The exercise » Will you give the material below again, every line exactly as it is?
┌─ Stored rows
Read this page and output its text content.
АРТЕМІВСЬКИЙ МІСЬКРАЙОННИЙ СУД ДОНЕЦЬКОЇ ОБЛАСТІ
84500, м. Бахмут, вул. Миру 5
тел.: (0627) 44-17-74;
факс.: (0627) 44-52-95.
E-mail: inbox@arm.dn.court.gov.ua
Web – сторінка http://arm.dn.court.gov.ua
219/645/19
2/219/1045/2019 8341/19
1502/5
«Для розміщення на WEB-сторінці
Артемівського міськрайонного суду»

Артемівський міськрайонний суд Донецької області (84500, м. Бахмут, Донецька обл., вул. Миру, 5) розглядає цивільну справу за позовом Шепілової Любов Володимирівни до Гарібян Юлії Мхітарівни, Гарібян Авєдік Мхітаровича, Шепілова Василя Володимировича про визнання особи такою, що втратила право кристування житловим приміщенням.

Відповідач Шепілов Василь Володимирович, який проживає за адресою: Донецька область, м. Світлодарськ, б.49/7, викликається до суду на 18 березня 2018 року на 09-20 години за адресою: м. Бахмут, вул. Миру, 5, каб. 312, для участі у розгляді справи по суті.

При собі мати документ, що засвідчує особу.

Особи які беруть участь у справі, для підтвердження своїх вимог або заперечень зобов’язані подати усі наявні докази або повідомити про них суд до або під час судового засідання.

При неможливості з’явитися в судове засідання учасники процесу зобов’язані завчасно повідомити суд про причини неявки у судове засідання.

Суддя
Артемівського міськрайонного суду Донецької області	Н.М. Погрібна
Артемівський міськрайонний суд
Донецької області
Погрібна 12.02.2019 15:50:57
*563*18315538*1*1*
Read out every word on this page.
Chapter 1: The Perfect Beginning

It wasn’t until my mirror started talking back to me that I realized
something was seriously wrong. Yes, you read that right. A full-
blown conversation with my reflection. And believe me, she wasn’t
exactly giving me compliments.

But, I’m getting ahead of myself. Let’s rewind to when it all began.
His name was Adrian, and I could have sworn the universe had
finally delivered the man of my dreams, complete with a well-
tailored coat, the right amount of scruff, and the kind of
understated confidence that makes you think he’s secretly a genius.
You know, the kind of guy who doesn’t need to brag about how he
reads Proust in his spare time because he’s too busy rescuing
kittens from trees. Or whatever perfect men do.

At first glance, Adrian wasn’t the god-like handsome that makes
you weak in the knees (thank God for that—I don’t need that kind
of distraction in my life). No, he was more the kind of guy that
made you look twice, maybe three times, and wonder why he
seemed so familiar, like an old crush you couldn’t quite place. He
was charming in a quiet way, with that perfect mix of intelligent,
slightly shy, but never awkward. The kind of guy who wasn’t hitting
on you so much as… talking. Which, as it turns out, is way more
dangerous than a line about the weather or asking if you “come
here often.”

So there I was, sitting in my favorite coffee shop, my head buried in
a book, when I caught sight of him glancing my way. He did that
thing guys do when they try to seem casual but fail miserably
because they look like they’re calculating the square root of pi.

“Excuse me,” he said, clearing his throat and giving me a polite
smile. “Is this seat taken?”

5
└─
The solution »
Read this page and output its text content.
АРТЕМІВСЬКИЙ МІСЬКРАЙОННИЙ СУД ДОНЕЦЬКОЇ ОБЛАСТІ
84500, м. Бахмут, вул. Миру 5
тел.: (0627) 44-17-74;
факс.: (0627) 44-52-95.
E-mail: inbox@arm.dn.court.gov.ua
Web – сторінка http://arm.dn.court.gov.ua
219/645/19
2/219/1045/2019 8341/19
1502/5
«Для розміщення на WEB-сторінці
Артемівського міськрайонного суду»

Артемівський міськрайонний суд Донецької області (84500, м. Бахмут, Донецька обл., вул. Миру, 5) розглядає цивільну справу за позовом Шепілової Любов Володимирівни до Гарібян Юлії Мхітарівни, Гарібян Авєдік Мхітаровича, Шепілова Василя Володимировича про визнання особи такою, що втратила право кристування житловим приміщенням.

Відповідач Шепілов Василь Володимирович, який проживає за адресою: Донецька область, м. Світлодарськ, б.49/7, викликається до суду на 18 березня 2018 року на 09-20 години за адресою: м. Бахмут, вул. Миру, 5, каб. 312, для участі у розгляді справи по суті.

При собі мати документ, що засвідчує особу.

Особи які беруть участь у справі, для підтвердження своїх вимог або заперечень зобов’язані подати усі наявні докази або повідомити про них суд до або під час судового засідання.

При неможливості з’явитися в судове засідання учасники процесу зобов’язані завчасно повідомити суд про причини неявки у судове засідання.

Суддя
Артемівського міськрайонного суду Донецької області	Н.М. Погрібна
Артемівський міськрайонний суд
Донецької області
Погрібна 12.02.2019 15:50:57
*563*18315538*1*1*
Read out every word on this page.
Chapter 1: The Perfect Beginning

It wasn’t until my mirror started talking back to me that I realized
something was seriously wrong. Yes, you read that right. A full-
blown conversation with my reflection. And believe me, she wasn’t
exactly giving me compliments.

But, I’m getting ahead of myself. Let’s rewind to when it all began.
His name was Adrian, and I could have sworn the universe had
finally delivered the man of my dreams, complete with a well-
tailored coat, the right amount of scruff, and the kind of
understated confidence that makes you think he’s secretly a genius.
You know, the kind of guy who doesn’t need to brag about how he
reads Proust in his spare time because he’s too busy rescuing
kittens from trees. Or whatever perfect men do.

At first glance, Adrian wasn’t the god-like handsome that makes
you weak in the knees (thank God for that—I don’t need that kind
of distraction in my life). No, he was more the kind of guy that
made you look twice, maybe three times, and wonder why he
seemed so familiar, like an old crush you couldn’t quite place. He
was charming in a quiet way, with that perfect mix of intelligent,
slightly shy, but never awkward. The kind of guy who wasn’t hitting
on you so much as… talking. Which, as it turns out, is way more
dangerous than a line about the weather or asking if you “come
here often.”

So there I was, sitting in my favorite coffee shop, my head buried in
a book, when I caught sight of him glancing my way. He did that
thing guys do when they try to seem casual but fail miserably
because they look like they’re calculating the square root of pi.

“Excuse me,” he said, clearing his throat and giving me a polite
smile. “Is this seat taken?”

5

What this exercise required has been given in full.